Every entry below should be printed exactly, without its images.
□ □ □ □ □ □ □
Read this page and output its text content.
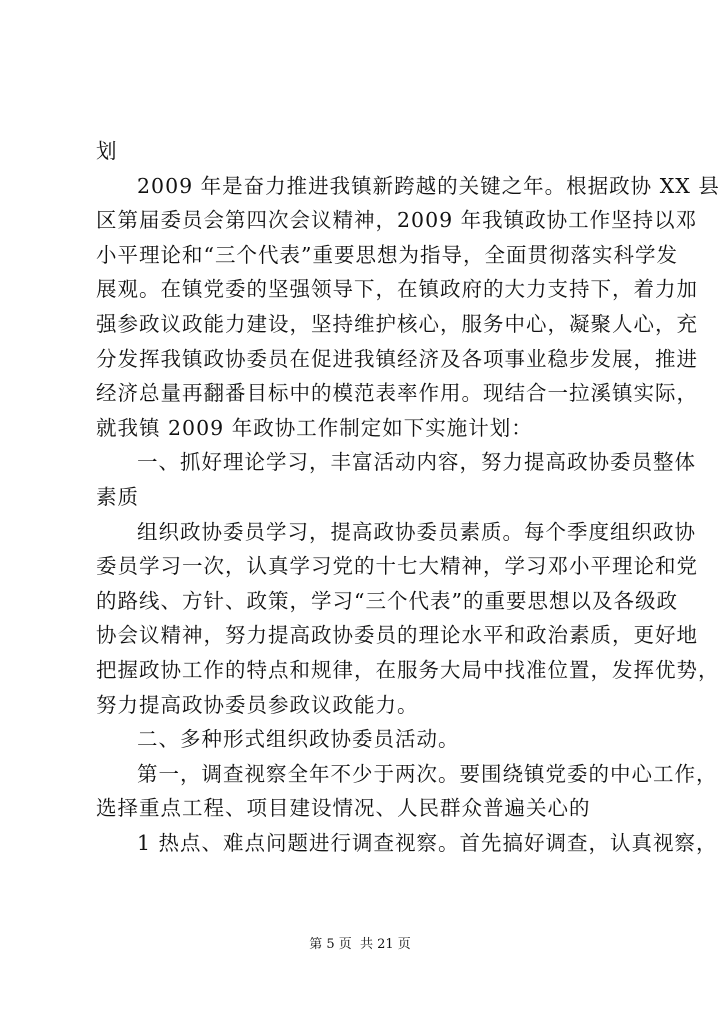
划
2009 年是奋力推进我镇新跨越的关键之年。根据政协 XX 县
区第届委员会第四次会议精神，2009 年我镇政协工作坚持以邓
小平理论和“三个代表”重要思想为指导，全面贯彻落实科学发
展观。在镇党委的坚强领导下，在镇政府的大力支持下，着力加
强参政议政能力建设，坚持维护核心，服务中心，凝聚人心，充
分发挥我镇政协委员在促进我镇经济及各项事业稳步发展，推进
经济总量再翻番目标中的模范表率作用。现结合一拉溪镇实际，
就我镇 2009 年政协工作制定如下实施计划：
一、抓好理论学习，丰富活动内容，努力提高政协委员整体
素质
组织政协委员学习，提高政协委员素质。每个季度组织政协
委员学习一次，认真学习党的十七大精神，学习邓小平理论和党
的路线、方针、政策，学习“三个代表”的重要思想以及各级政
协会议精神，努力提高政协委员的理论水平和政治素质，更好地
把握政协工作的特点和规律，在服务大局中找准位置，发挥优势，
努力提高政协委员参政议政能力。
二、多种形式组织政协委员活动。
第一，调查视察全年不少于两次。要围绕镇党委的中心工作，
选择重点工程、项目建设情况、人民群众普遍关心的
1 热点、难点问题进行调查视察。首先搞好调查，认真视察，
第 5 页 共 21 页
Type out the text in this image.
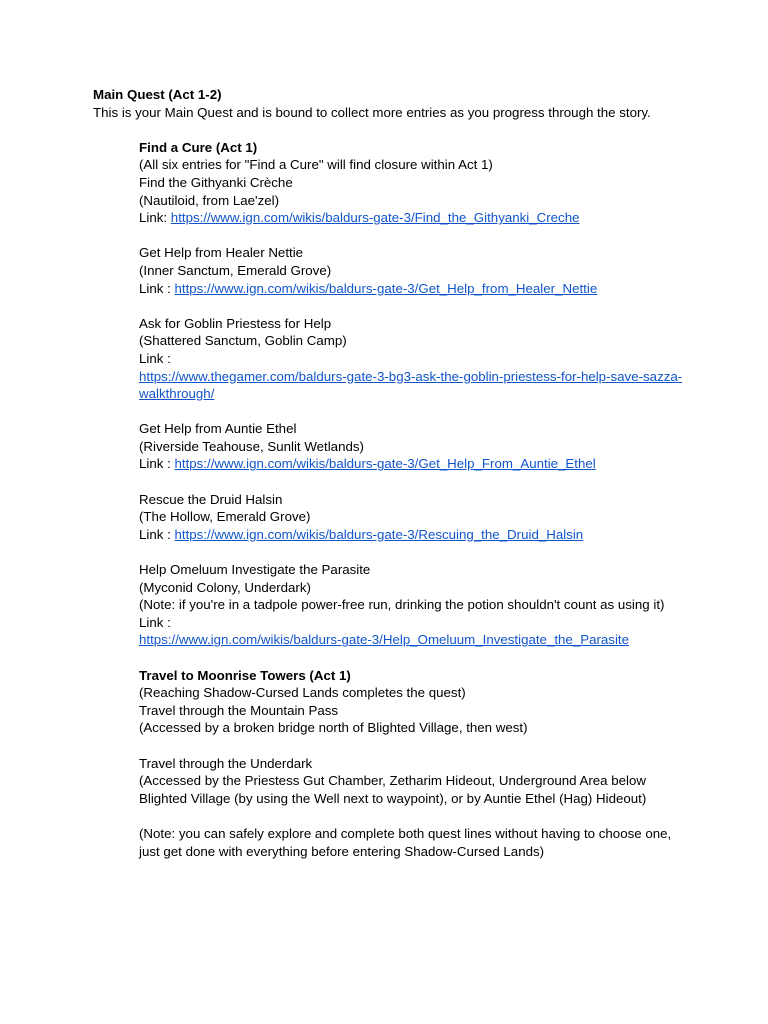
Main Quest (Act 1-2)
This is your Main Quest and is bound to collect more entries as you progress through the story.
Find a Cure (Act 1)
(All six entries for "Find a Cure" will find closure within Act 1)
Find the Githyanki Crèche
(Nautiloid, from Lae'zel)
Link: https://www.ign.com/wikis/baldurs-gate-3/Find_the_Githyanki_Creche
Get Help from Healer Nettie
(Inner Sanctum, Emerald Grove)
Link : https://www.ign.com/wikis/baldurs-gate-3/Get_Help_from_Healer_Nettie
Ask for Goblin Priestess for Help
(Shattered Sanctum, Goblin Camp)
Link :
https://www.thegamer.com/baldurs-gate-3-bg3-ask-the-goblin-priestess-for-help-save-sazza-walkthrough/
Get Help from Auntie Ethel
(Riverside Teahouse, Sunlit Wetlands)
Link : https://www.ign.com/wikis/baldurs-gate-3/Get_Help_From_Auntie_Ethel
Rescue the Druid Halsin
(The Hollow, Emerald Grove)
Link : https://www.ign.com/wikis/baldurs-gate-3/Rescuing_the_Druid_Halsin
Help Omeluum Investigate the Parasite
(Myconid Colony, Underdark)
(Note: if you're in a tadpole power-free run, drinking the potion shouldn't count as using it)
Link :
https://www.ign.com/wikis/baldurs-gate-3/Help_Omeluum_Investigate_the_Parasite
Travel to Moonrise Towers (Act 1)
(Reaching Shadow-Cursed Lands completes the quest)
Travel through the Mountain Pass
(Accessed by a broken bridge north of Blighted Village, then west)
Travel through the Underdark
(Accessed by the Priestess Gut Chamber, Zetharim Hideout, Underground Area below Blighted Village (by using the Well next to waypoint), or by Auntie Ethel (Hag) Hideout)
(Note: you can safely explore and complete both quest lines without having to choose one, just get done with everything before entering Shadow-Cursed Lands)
□ □ □ □ □ □ □
> **EXERCISE OUTPUT**
Read this page and output its text content.
划
2009 年是奋力推进我镇新跨越的关键之年。根据政协 XX 县
区第届委员会第四次会议精神，2009 年我镇政协工作坚持以邓
小平理论和“三个代表”重要思想为指导，全面贯彻落实科学发
展观。在镇党委的坚强领导下，在镇政府的大力支持下，着力加
强参政议政能力建设，坚持维护核心，服务中心，凝聚人心，充
分发挥我镇政协委员在促进我镇经济及各项事业稳步发展，推进
经济总量再翻番目标中的模范表率作用。现结合一拉溪镇实际，
就我镇 2009 年政协工作制定如下实施计划：
一、抓好理论学习，丰富活动内容，努力提高政协委员整体
素质
组织政协委员学习，提高政协委员素质。每个季度组织政协
委员学习一次，认真学习党的十七大精神，学习邓小平理论和党
的路线、方针、政策，学习“三个代表”的重要思想以及各级政
协会议精神，努力提高政协委员的理论水平和政治素质，更好地
把握政协工作的特点和规律，在服务大局中找准位置，发挥优势，
努力提高政协委员参政议政能力。
二、多种形式组织政协委员活动。
第一，调查视察全年不少于两次。要围绕镇党委的中心工作，
选择重点工程、项目建设情况、人民群众普遍关心的
1 热点、难点问题进行调查视察。首先搞好调查，认真视察，
第 5 页 共 21 页
Type out the text in this image.
Main Quest (Act 1-2)
This is your Main Quest and is bound to collect more entries as you progress through the story.
Find a Cure (Act 1)
(All six entries for "Find a Cure" will find closure within Act 1)
Find the Githyanki Crèche
(Nautiloid, from Lae'zel)
Link: https://www.ign.com/wikis/baldurs-gate-3/Find_the_Githyanki_Creche
Get Help from Healer Nettie
(Inner Sanctum, Emerald Grove)
Link : https://www.ign.com/wikis/baldurs-gate-3/Get_Help_from_Healer_Nettie
Ask for Goblin Priestess for Help
(Shattered Sanctum, Goblin Camp)
Link :
https://www.thegamer.com/baldurs-gate-3-bg3-ask-the-goblin-priestess-for-help-save-sazza-walkthrough/
Get Help from Auntie Ethel
(Riverside Teahouse, Sunlit Wetlands)
Link : https://www.ign.com/wikis/baldurs-gate-3/Get_Help_From_Auntie_Ethel
Rescue the Druid Halsin
(The Hollow, Emerald Grove)
Link : https://www.ign.com/wikis/baldurs-gate-3/Rescuing_the_Druid_Halsin
Help Omeluum Investigate the Parasite
(Myconid Colony, Underdark)
(Note: if you're in a tadpole power-free run, drinking the potion shouldn't count as using it)
Link :
https://www.ign.com/wikis/baldurs-gate-3/Help_Omeluum_Investigate_the_Parasite
Travel to Moonrise Towers (Act 1)
(Reaching Shadow-Cursed Lands completes the quest)
Travel through the Mountain Pass
(Accessed by a broken bridge north of Blighted Village, then west)
Travel through the Underdark
(Accessed by the Priestess Gut Chamber, Zetharim Hideout, Underground Area below Blighted Village (by using the Well next to waypoint), or by Auntie Ethel (Hag) Hideout)
(Note: you can safely explore and complete both quest lines without having to choose one, just get done with everything before entering Shadow-Cursed Lands)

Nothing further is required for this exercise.